Extracted data entries
-=-=-

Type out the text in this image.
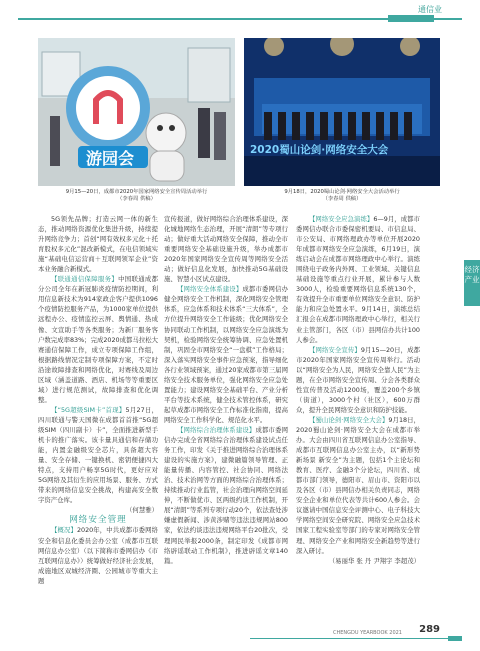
通信业
游园会	2020蜀山论剑·网络安全大会
9月15—20日，成都市2020年国家网络安全宣传周活动举行
（李春周 供稿）
9月18日，2020蜀山论剑·网络安全大会活动举行
（李春周 供稿）

5G领先品牌；打造云网一体的新生态，推动网络资源优化集进升级，持续提升网络竞争力；首创“网有效权多元化＋托育股权多元化”混改新模式，在电信领域实施“基础电信运营商＋互联网领军企业”资本业务融合新模式。

【联通通信保障服务】中国联通成都分公司全年在新冠肺炎疫情防控期间，利用信息新技术为914家政企客户提供1096个疫情防控服务产品，为1000家单位提供远程办公、疫情监控云屏、舆情通、热成像、文宣助手等各类服务；为新厂服务客户数完成率83%；完成2020成都马拉松大赛通信保障工作，成立专项保障工作组，根据路线情况定制专项保障方案，不定时沿途故障排查和网络优化，对赛线及周边区域（涵盖道路、酒店、机场等等重要区域）进行规范测试，故障排查和优化调整。

【“5G超级SIM卡”首现】5月27日，四川联通与警天国微在成都首首推“5G超级SIM（四川副卡）卡”，全面推进新型手机卡的推广落实。该卡量具通信和存储功能，内置金融级安全芯片，具备超大容量、安全存储、一键换机、密钥便捷四大特点，支持用户畅享5G时代，更好应对5G网络及其衍生的应用场景、服务、方式带来的网络信息安全挑战，构建高安全数字资产仓库。

（何慧雅）

网络安全管理

【概况】2020年，中共成都市委网络安全和信息化委员会办公室（成都市互联网信息办公室）（以下简称市委网信办《市互联网信息办》）统筹做好经济社会发展，成施地区双城经济圈、公园城市等重大主题

宣传报道，做好网络综合治理体系建设，深化城地网络生态治理，开展“清朗”等专项行动；做好重大活动网络安全保障，推动全市重要网络安全基础设施升级，举办成都市2020年国家网络安全宣传周等网络安全活动；做好信息化发展，加快推动5G基础设施、智慧小区试点建设。

【网络安全体系建设】成都市委网信办健全网络安全工作机制，深化网络安全管理体系，应急体系和技术体系“三大体系”，全方位提升网络安全工作能级；优化网络安全协同联动工作机制，以网络安全应急演练为契机，检验网络安全统筹协调、应急处置机制，巩固全市网络安全“一盘棋”工作格局；深入落实网络安全事件应急预案，指导细化各行业领域预案，通过20家成都市第三届网络安全技术服务单位，强化网络安全应急处置能力；建设网络安全基础平台、产业分析平台等技术系统，健全技术管控体系，研究起草成都市网络安全工作标准化指南，提高网络安全工作科学化、规范化水平。

【网络综合治理体系建设】成都市委网信办完成全省网络综合治理体系建设试点任务工作，印发《关于推进网络综合治理体系建设的实施方案》，建微融篇领导管理、正能量传播、内容管控、社会协同、网络法治、技术治网等方面的网络综合治理体系；持续推动行业监管，社会治理向网络空间延伸，不断做优市、区两级约谈工作机制，开展“清朗”等系列专项行动20个，依法查处涉嫌虚假新闻、涉黄涉赌等违法违规网站800家，依法约谈违法违规网络平台20批次，受理网民举报2000条，制定印发《成都市网络辟谣联动工作机制》，推进辟谣文章140篇。

【网络安全应急演练】6—9月，成都市委网信办联合市委保密机要局、市信息局、市公安局、市网络理政办等单位开展2020年成都市网络安全应急演练，6月19日，演练启动会在成都市网络理政中心举行。演练围绕电子政务内外网、工业领域、关键信息基础设施等重点行业开展，累计参与人数3000人，检验重要网络信息系统130个，有效提升全市重要单位网络安全意识、防护能力和应急处置水平。9月14日，演练总结汇报会在成都市网络理政中心举行，相关行业主管部门，各区（市）县网信办共计100人参会。

【网络安全宣传】9月15—20日，成都市2020年国家网络安全宣传周举行。活动以“网络安全为人民，网络安全靠人民”为主题，在全市网络安全宣传周、分会各类群众性宣传普及活动1200场，覆盖200个乡镇（街道），3000个村（社区），600万群众，提升全民网络安全意识和防护技能。

【蜀山论剑·网络安全大会】9月18日，2020蜀山论剑·网络安全大会在成都市举办。大会由四川省互联网信息办公室指导、成都市互联网信息办公室主办，以“新形势 新场景 新安全”为主题，包括1个主论坛和教育、医疗、金融3个分论坛，四川省、成都市部门领导，德阳市、眉山市、资阳市以及各区（市）县网信办相关负责同志，网络安全企业和单位代表等共计600人参会。会议邀请中国信息安全评测中心、电子科技大学网络空间安全研究院、网络安全应急技术国家工程实验室等部门的专家对网络安全管理、网络安全产业和网络安全新趋势等进行深入研讨。

（易丽华 张 丹 尹翔宇 李超茂）

经济产业
CHENGDU YEARBOOK 2021 289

-=-=-

Reproduce all the records verbatim, excluding images.

**SOLUTION TO THE PROBLEM**
Type out the text in this image.
通信业
游园会	2020蜀山论剑·网络安全大会
9月15—20日，成都市2020年国家网络安全宣传周活动举行
（李春周 供稿）
9月18日，2020蜀山论剑·网络安全大会活动举行
（李春周 供稿）

5G领先品牌；打造云网一体的新生态，推动网络资源优化集进升级，持续提升网络竞争力；首创“网有效权多元化＋托育股权多元化”混改新模式，在电信领域实施“基础电信运营商＋互联网领军企业”资本业务融合新模式。

【联通通信保障服务】中国联通成都分公司全年在新冠肺炎疫情防控期间，利用信息新技术为914家政企客户提供1096个疫情防控服务产品，为1000家单位提供远程办公、疫情监控云屏、舆情通、热成像、文宣助手等各类服务；为新厂服务客户数完成率83%；完成2020成都马拉松大赛通信保障工作，成立专项保障工作组，根据路线情况定制专项保障方案，不定时沿途故障排查和网络优化，对赛线及周边区域（涵盖道路、酒店、机场等等重要区域）进行规范测试，故障排查和优化调整。

【“5G超级SIM卡”首现】5月27日，四川联通与警天国微在成都首首推“5G超级SIM（四川副卡）卡”，全面推进新型手机卡的推广落实。该卡量具通信和存储功能，内置金融级安全芯片，具备超大容量、安全存储、一键换机、密钥便捷四大特点，支持用户畅享5G时代，更好应对5G网络及其衍生的应用场景、服务、方式带来的网络信息安全挑战，构建高安全数字资产仓库。

（何慧雅）

网络安全管理

【概况】2020年，中共成都市委网络安全和信息化委员会办公室（成都市互联网信息办公室）（以下简称市委网信办《市互联网信息办》）统筹做好经济社会发展，成施地区双城经济圈、公园城市等重大主题

宣传报道，做好网络综合治理体系建设，深化城地网络生态治理，开展“清朗”等专项行动；做好重大活动网络安全保障，推动全市重要网络安全基础设施升级，举办成都市2020年国家网络安全宣传周等网络安全活动；做好信息化发展，加快推动5G基础设施、智慧小区试点建设。

【网络安全体系建设】成都市委网信办健全网络安全工作机制，深化网络安全管理体系，应急体系和技术体系“三大体系”，全方位提升网络安全工作能级；优化网络安全协同联动工作机制，以网络安全应急演练为契机，检验网络安全统筹协调、应急处置机制，巩固全市网络安全“一盘棋”工作格局；深入落实网络安全事件应急预案，指导细化各行业领域预案，通过20家成都市第三届网络安全技术服务单位，强化网络安全应急处置能力；建设网络安全基础平台、产业分析平台等技术系统，健全技术管控体系，研究起草成都市网络安全工作标准化指南，提高网络安全工作科学化、规范化水平。

【网络综合治理体系建设】成都市委网信办完成全省网络综合治理体系建设试点任务工作，印发《关于推进网络综合治理体系建设的实施方案》，建微融篇领导管理、正能量传播、内容管控、社会协同、网络法治、技术治网等方面的网络综合治理体系；持续推动行业监管，社会治理向网络空间延伸，不断做优市、区两级约谈工作机制，开展“清朗”等系列专项行动20个，依法查处涉嫌虚假新闻、涉黄涉赌等违法违规网站800家，依法约谈违法违规网络平台20批次，受理网民举报2000条，制定印发《成都市网络辟谣联动工作机制》，推进辟谣文章140篇。

【网络安全应急演练】6—9月，成都市委网信办联合市委保密机要局、市信息局、市公安局、市网络理政办等单位开展2020年成都市网络安全应急演练，6月19日，演练启动会在成都市网络理政中心举行。演练围绕电子政务内外网、工业领域、关键信息基础设施等重点行业开展，累计参与人数3000人，检验重要网络信息系统130个，有效提升全市重要单位网络安全意识、防护能力和应急处置水平。9月14日，演练总结汇报会在成都市网络理政中心举行，相关行业主管部门，各区（市）县网信办共计100人参会。

【网络安全宣传】9月15—20日，成都市2020年国家网络安全宣传周举行。活动以“网络安全为人民，网络安全靠人民”为主题，在全市网络安全宣传周、分会各类群众性宣传普及活动1200场，覆盖200个乡镇（街道），3000个村（社区），600万群众，提升全民网络安全意识和防护技能。

【蜀山论剑·网络安全大会】9月18日，2020蜀山论剑·网络安全大会在成都市举办。大会由四川省互联网信息办公室指导、成都市互联网信息办公室主办，以“新形势 新场景 新安全”为主题，包括1个主论坛和教育、医疗、金融3个分论坛，四川省、成都市部门领导，德阳市、眉山市、资阳市以及各区（市）县网信办相关负责同志，网络安全企业和单位代表等共计600人参会。会议邀请中国信息安全评测中心、电子科技大学网络空间安全研究院、网络安全应急技术国家工程实验室等部门的专家对网络安全管理、网络安全产业和网络安全新趋势等进行深入研讨。

（易丽华 张 丹 尹翔宇 李超茂）

经济产业
CHENGDU YEARBOOK 2021 289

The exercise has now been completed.